| WRITTEN INSTRUCTION |
Determine the count of lines holding the string "Ingrese". Return only the number.

| Collected data entries |
* BEGIN *

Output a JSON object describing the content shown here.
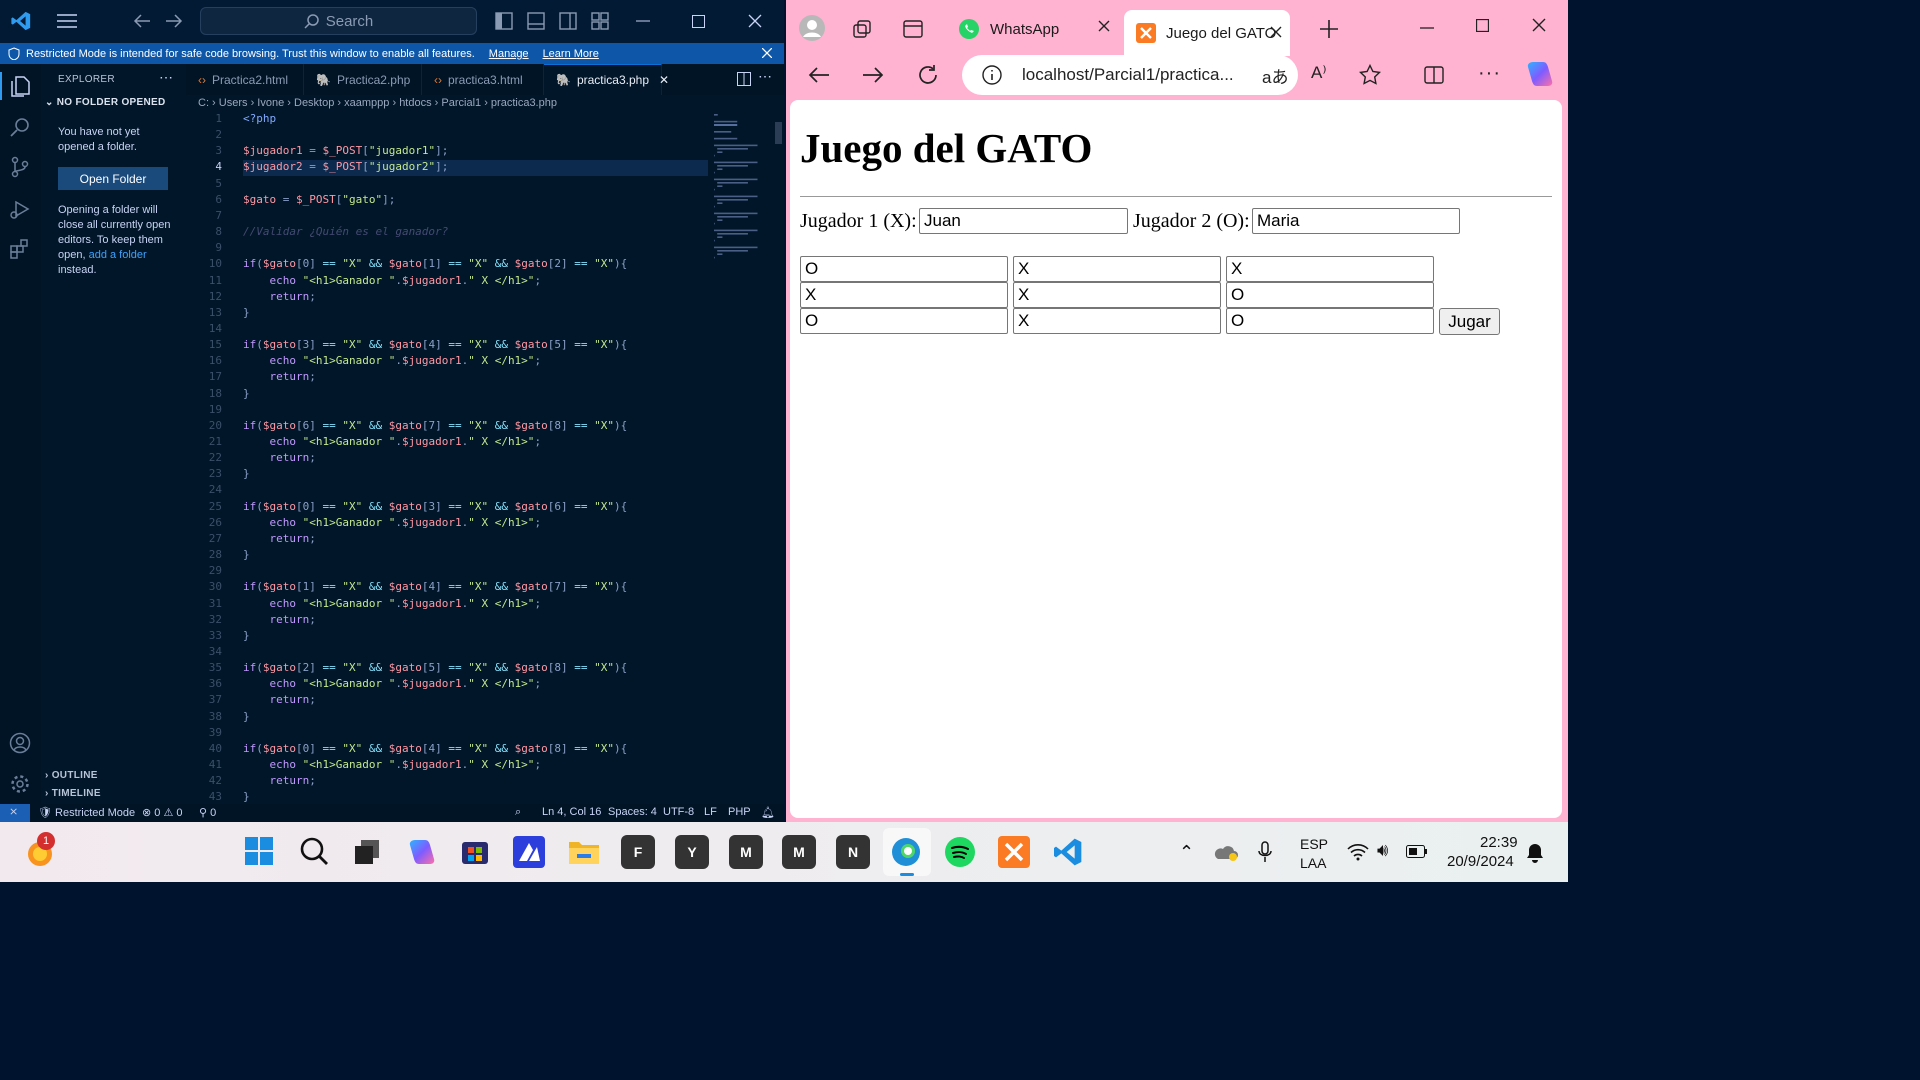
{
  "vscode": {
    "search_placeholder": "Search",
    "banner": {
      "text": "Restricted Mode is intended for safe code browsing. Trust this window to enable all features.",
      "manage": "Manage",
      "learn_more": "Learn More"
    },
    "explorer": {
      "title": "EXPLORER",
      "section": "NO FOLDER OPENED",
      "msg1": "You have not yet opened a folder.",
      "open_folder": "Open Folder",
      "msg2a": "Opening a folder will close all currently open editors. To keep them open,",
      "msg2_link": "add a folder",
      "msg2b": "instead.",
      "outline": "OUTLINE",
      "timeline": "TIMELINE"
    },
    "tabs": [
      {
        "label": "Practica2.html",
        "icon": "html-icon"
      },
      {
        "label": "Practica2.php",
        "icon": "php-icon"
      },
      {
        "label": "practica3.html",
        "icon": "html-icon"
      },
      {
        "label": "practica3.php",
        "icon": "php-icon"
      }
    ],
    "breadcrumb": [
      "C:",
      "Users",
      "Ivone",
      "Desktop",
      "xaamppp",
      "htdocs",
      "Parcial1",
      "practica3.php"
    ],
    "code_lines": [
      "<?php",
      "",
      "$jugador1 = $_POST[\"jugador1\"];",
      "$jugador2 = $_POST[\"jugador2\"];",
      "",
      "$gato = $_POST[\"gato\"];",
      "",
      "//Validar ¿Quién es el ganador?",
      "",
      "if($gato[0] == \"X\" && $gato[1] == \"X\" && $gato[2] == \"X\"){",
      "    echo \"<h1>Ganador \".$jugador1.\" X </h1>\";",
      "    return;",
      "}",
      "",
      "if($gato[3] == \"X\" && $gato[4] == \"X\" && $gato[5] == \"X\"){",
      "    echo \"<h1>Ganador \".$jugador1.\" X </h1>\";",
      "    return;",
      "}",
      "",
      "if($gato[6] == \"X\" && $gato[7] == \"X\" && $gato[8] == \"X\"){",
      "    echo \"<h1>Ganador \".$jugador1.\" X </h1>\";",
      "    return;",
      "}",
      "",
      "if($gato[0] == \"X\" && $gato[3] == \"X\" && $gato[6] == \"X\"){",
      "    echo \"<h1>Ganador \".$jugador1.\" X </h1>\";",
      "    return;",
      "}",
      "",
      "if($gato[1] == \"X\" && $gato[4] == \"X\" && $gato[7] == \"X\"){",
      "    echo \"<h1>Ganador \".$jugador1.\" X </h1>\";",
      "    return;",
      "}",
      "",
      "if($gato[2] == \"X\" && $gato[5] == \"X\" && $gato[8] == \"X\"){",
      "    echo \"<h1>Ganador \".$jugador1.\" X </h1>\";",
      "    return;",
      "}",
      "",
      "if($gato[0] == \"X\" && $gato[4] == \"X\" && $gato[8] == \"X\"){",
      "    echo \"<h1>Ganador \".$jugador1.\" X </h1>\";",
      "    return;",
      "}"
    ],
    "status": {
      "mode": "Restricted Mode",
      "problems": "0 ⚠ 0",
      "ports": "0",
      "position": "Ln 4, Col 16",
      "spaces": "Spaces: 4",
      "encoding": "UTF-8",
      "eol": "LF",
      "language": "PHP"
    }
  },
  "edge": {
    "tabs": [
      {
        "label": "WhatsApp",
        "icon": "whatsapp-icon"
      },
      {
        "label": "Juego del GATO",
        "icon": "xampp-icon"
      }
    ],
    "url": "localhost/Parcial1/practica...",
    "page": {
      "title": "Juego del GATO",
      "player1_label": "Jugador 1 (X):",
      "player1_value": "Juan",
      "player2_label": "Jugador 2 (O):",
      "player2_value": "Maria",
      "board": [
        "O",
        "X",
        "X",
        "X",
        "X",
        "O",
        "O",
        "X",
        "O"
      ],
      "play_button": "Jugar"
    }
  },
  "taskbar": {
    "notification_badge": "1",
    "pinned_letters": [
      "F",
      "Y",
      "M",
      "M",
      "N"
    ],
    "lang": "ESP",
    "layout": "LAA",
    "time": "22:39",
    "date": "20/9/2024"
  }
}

* END *
* BEGIN *

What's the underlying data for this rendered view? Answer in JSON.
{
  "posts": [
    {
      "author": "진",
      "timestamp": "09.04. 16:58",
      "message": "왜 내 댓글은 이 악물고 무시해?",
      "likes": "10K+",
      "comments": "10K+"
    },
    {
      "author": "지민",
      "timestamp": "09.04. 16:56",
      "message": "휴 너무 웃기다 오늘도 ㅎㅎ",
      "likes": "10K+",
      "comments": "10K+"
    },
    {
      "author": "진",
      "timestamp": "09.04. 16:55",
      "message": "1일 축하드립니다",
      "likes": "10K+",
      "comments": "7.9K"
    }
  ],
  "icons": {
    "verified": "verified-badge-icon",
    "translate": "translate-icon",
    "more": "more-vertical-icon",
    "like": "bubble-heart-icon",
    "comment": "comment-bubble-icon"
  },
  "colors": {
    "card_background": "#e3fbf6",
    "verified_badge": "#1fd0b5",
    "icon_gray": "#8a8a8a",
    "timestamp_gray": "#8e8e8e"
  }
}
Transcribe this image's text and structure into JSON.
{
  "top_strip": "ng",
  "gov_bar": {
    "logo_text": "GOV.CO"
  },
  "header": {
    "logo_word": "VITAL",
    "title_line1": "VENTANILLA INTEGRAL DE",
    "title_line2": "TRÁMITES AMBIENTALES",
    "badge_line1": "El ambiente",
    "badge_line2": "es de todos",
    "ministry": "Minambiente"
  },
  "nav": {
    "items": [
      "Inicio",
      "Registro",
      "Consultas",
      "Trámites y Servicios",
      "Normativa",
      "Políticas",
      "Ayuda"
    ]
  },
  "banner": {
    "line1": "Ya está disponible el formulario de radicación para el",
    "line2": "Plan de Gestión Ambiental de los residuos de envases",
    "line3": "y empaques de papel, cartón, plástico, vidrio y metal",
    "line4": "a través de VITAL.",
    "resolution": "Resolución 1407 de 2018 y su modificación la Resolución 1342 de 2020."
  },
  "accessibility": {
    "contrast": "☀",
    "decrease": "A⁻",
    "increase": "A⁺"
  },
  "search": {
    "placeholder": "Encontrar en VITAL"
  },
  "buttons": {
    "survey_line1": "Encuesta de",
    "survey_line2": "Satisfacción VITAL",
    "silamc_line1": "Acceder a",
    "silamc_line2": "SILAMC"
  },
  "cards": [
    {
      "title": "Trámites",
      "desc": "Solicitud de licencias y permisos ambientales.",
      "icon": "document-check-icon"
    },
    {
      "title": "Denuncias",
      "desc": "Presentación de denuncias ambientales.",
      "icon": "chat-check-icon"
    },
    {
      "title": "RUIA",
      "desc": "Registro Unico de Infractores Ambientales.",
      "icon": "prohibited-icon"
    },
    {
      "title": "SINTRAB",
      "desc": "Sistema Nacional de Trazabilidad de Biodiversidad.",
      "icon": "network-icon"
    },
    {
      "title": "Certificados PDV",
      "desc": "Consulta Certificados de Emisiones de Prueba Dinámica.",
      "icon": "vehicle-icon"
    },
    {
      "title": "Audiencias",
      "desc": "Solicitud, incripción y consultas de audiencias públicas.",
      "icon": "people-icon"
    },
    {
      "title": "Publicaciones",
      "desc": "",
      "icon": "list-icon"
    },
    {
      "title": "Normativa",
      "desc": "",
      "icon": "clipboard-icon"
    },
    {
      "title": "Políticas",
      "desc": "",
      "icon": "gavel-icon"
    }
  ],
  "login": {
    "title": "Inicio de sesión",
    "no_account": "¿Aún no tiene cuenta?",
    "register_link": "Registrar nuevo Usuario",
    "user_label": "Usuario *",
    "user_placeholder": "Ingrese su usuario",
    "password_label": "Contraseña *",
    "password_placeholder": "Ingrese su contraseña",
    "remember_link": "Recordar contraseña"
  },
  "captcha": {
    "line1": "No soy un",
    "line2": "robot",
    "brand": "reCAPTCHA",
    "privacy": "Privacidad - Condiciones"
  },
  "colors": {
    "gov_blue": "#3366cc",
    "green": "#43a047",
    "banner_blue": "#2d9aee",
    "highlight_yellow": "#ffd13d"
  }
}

* END *

| THE RESULT |
2